Saved data entries:
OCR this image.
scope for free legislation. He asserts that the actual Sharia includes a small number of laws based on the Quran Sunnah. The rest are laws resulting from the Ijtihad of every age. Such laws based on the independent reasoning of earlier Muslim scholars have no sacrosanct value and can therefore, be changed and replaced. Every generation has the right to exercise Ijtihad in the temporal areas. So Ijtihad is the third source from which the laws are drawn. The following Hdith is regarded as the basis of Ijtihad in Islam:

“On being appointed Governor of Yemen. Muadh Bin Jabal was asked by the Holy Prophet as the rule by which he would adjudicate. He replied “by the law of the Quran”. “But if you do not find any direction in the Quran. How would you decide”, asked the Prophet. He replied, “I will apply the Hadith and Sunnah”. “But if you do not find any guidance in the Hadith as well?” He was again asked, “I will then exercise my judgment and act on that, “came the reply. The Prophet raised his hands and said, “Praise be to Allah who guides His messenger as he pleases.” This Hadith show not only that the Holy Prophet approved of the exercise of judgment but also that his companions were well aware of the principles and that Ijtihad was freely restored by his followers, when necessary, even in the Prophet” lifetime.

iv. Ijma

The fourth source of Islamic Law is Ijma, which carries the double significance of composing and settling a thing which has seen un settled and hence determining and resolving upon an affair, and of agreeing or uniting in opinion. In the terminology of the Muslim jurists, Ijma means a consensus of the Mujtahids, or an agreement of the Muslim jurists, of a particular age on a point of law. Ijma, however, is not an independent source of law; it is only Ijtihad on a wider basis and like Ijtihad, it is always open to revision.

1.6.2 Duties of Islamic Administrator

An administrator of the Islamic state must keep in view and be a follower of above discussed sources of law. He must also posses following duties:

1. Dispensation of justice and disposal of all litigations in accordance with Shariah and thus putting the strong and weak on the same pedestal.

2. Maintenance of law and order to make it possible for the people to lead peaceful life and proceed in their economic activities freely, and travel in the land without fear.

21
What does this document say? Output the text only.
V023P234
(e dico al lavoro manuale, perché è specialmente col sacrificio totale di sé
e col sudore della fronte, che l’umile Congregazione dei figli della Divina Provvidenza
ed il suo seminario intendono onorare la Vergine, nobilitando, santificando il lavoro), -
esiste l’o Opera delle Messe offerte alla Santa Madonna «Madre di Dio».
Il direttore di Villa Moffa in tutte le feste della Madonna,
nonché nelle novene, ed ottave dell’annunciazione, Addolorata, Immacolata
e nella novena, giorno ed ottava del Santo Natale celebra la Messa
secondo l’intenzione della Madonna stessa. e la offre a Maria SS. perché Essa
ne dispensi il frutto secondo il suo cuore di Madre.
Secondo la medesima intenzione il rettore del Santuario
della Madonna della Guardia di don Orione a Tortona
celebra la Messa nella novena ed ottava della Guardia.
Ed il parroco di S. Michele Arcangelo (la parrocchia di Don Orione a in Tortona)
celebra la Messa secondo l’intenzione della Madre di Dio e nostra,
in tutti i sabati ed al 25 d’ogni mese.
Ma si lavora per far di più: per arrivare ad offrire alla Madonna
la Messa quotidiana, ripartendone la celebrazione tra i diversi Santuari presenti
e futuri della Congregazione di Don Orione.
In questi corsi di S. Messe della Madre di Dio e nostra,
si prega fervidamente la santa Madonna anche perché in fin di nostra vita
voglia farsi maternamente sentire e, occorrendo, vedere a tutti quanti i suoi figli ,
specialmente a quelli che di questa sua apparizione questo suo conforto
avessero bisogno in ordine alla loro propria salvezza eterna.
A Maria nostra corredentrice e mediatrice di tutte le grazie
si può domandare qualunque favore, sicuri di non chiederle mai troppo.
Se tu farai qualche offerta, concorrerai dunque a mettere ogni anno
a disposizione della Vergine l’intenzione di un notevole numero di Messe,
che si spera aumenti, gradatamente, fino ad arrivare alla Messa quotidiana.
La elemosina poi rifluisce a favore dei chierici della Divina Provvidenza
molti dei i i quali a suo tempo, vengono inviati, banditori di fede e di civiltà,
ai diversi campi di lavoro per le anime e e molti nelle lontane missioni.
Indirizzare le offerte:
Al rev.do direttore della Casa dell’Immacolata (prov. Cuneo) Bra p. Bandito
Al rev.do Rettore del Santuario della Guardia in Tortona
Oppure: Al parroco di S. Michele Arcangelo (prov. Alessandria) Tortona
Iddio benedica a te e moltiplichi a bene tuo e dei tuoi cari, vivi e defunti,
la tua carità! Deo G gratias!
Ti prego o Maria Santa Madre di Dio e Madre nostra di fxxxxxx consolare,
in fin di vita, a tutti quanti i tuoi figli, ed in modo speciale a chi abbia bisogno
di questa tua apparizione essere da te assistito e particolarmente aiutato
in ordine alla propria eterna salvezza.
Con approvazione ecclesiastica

● SET TASK: Reproduce the material in full, with no word added or dropped.

● SOLUTION TO THE PROBLEM:
OCR this image.
scope for free legislation. He asserts that the actual Sharia includes a small number of laws based on the Quran Sunnah. The rest are laws resulting from the Ijtihad of every age. Such laws based on the independent reasoning of earlier Muslim scholars have no sacrosanct value and can therefore, be changed and replaced. Every generation has the right to exercise Ijtihad in the temporal areas. So Ijtihad is the third source from which the laws are drawn. The following Hdith is regarded as the basis of Ijtihad in Islam:

“On being appointed Governor of Yemen. Muadh Bin Jabal was asked by the Holy Prophet as the rule by which he would adjudicate. He replied “by the law of the Quran”. “But if you do not find any direction in the Quran. How would you decide”, asked the Prophet. He replied, “I will apply the Hadith and Sunnah”. “But if you do not find any guidance in the Hadith as well?” He was again asked, “I will then exercise my judgment and act on that, “came the reply. The Prophet raised his hands and said, “Praise be to Allah who guides His messenger as he pleases.” This Hadith show not only that the Holy Prophet approved of the exercise of judgment but also that his companions were well aware of the principles and that Ijtihad was freely restored by his followers, when necessary, even in the Prophet” lifetime.

iv. Ijma

The fourth source of Islamic Law is Ijma, which carries the double significance of composing and settling a thing which has seen un settled and hence determining and resolving upon an affair, and of agreeing or uniting in opinion. In the terminology of the Muslim jurists, Ijma means a consensus of the Mujtahids, or an agreement of the Muslim jurists, of a particular age on a point of law. Ijma, however, is not an independent source of law; it is only Ijtihad on a wider basis and like Ijtihad, it is always open to revision.

1.6.2 Duties of Islamic Administrator

An administrator of the Islamic state must keep in view and be a follower of above discussed sources of law. He must also posses following duties:

1. Dispensation of justice and disposal of all litigations in accordance with Shariah and thus putting the strong and weak on the same pedestal.

2. Maintenance of law and order to make it possible for the people to lead peaceful life and proceed in their economic activities freely, and travel in the land without fear.

21
What does this document say? Output the text only.
V023P234
(e dico al lavoro manuale, perché è specialmente col sacrificio totale di sé
e col sudore della fronte, che l’umile Congregazione dei figli della Divina Provvidenza
ed il suo seminario intendono onorare la Vergine, nobilitando, santificando il lavoro), -
esiste l’o Opera delle Messe offerte alla Santa Madonna «Madre di Dio».
Il direttore di Villa Moffa in tutte le feste della Madonna,
nonché nelle novene, ed ottave dell’annunciazione, Addolorata, Immacolata
e nella novena, giorno ed ottava del Santo Natale celebra la Messa
secondo l’intenzione della Madonna stessa. e la offre a Maria SS. perché Essa
ne dispensi il frutto secondo il suo cuore di Madre.
Secondo la medesima intenzione il rettore del Santuario
della Madonna della Guardia di don Orione a Tortona
celebra la Messa nella novena ed ottava della Guardia.
Ed il parroco di S. Michele Arcangelo (la parrocchia di Don Orione a in Tortona)
celebra la Messa secondo l’intenzione della Madre di Dio e nostra,
in tutti i sabati ed al 25 d’ogni mese.
Ma si lavora per far di più: per arrivare ad offrire alla Madonna
la Messa quotidiana, ripartendone la celebrazione tra i diversi Santuari presenti
e futuri della Congregazione di Don Orione.
In questi corsi di S. Messe della Madre di Dio e nostra,
si prega fervidamente la santa Madonna anche perché in fin di nostra vita
voglia farsi maternamente sentire e, occorrendo, vedere a tutti quanti i suoi figli ,
specialmente a quelli che di questa sua apparizione questo suo conforto
avessero bisogno in ordine alla loro propria salvezza eterna.
A Maria nostra corredentrice e mediatrice di tutte le grazie
si può domandare qualunque favore, sicuri di non chiederle mai troppo.
Se tu farai qualche offerta, concorrerai dunque a mettere ogni anno
a disposizione della Vergine l’intenzione di un notevole numero di Messe,
che si spera aumenti, gradatamente, fino ad arrivare alla Messa quotidiana.
La elemosina poi rifluisce a favore dei chierici della Divina Provvidenza
molti dei i i quali a suo tempo, vengono inviati, banditori di fede e di civiltà,
ai diversi campi di lavoro per le anime e e molti nelle lontane missioni.
Indirizzare le offerte:
Al rev.do direttore della Casa dell’Immacolata (prov. Cuneo) Bra p. Bandito
Al rev.do Rettore del Santuario della Guardia in Tortona
Oppure: Al parroco di S. Michele Arcangelo (prov. Alessandria) Tortona
Iddio benedica a te e moltiplichi a bene tuo e dei tuoi cari, vivi e defunti,
la tua carità! Deo G gratias!
Ti prego o Maria Santa Madre di Dio e Madre nostra di fxxxxxx consolare,
in fin di vita, a tutti quanti i tuoi figli, ed in modo speciale a chi abbia bisogno
di questa tua apparizione essere da te assistito e particolarmente aiutato
in ordine alla propria eterna salvezza.
Con approvazione ecclesiastica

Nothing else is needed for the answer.